## TEXTE FOURNI:
Isadora

Elisabeth Schwartz, photographiée par Camille Blake

J’ai vu peu de spectacles en ce trimestre de rentrée, et j’ai ai encore moins chroniqué. Le spectacle de Jérôme Bel consacré à Isadora Duncan a pourtant été du genre à me faire pédaler sur un petit nuage au retour. Plus que de spectacle, il faudrait parler de conférence – avec démonstration. Et quelles démonstrations. Ce sont elles qui à leur tour transforment la conférence, avec introduction et entrefilets biographiques, en spectacle.

Le même procédé est répété tout au long de soirée : Elisabeth Schwartz danse un extrait ; la partition chorégraphique est ensuite reprise sans musique, Jérôme Bel énumérant au fil des pas les indications transmises par la chorégraphe à ses interprètes (vague, vague, tenir, embrasser, contenir…) ; l’extrait est à nouveau dansé en musique. C’est simple mais rudement efficace : loin de figer la danse en une sorte de pantomime qui nous aurait été déchiffrée*, les indications nous font tout à coup voir la danse, la voir plus précisément, avec ses phrases musicales, ses intentions, ses reprises. Plus la structure apparaît lisiblement, plus les images poétiques ont la place (sur scène), le temps (dans nos esprits) de s’épanouir. Un mouvement d’une simplicité extrême devient un geste qui contient un monde – d’intentions, d’interprétations, de sentiments. Une personne. Une vie.

## OBJECTIF:
Réécrivez le passage du texte fourni en commençant par "Le même procédé" et en continuant jusqu'à "personne. Une vie.", avec "consignes" à la place de "indications". Le matériel n'est pas nécessaire pour ce travail.

## DONNÉES SAISIES:
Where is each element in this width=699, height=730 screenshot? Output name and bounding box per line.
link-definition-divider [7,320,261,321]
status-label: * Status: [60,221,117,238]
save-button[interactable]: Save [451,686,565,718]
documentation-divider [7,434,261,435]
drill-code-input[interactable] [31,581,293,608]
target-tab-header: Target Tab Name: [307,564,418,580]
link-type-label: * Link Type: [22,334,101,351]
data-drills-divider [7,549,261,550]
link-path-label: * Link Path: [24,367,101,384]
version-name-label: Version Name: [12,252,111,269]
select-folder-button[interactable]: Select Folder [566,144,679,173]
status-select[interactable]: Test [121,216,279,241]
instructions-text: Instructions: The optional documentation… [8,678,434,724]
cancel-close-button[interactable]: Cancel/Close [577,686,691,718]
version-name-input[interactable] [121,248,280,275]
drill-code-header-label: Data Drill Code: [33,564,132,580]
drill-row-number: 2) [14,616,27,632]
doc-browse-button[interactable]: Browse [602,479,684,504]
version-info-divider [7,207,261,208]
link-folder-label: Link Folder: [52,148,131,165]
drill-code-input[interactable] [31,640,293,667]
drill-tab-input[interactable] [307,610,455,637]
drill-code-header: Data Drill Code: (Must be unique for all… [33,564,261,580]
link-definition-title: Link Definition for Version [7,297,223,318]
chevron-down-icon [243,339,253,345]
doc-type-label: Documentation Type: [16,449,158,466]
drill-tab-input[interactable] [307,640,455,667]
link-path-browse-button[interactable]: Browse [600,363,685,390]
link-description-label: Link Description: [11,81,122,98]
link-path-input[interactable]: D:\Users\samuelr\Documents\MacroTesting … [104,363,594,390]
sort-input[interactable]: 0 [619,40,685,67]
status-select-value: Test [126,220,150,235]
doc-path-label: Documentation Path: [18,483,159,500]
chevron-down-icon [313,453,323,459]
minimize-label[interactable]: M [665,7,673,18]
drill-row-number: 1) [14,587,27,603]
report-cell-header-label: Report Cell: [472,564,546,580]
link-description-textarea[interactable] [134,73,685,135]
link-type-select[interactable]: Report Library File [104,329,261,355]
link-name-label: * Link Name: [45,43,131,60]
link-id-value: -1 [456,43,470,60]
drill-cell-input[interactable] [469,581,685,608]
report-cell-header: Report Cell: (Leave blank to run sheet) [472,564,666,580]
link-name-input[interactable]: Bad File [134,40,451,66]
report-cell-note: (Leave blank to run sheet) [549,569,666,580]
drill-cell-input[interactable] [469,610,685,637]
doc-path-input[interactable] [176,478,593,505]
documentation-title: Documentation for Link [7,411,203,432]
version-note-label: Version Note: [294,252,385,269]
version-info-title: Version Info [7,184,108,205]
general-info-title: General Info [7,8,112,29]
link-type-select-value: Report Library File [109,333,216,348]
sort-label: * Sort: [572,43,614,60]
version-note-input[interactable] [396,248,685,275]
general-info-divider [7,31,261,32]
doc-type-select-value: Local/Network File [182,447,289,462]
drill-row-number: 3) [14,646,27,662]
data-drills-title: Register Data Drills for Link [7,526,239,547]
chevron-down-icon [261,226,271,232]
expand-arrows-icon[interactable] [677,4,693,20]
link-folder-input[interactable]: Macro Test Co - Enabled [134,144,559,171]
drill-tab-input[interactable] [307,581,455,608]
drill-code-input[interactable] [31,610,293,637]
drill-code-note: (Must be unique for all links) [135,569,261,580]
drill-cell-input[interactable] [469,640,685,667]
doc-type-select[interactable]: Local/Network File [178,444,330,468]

## RÉPONSE RÉDIGÉE:
Le même procédé est répété tout au long de soirée : Elisabeth Schwartz danse un extrait ; la partition chorégraphique est ensuite reprise sans musique, Jérôme Bel énumérant au fil des pas les consignes transmises par la chorégraphe à ses interprètes (vague, vague, tenir, embrasser, contenir…) ; l’extrait est à nouveau dansé en musique. C’est simple mais rudement efficace : loin de figer la danse en une sorte de pantomime qui nous aurait été déchiffrée*, les consignes nous font tout à coup voir la danse, la voir plus précisément, avec ses phrases musicales, ses intentions, ses reprises. Plus la structure apparaît lisiblement, plus les images poétiques ont la place (sur scène), le temps (dans nos esprits) de s’épanouir. Un mouvement d’une simplicité extrême devient un geste qui contient un monde – d’intentions, d’interprétations, de sentiments. Une personne. Une vie.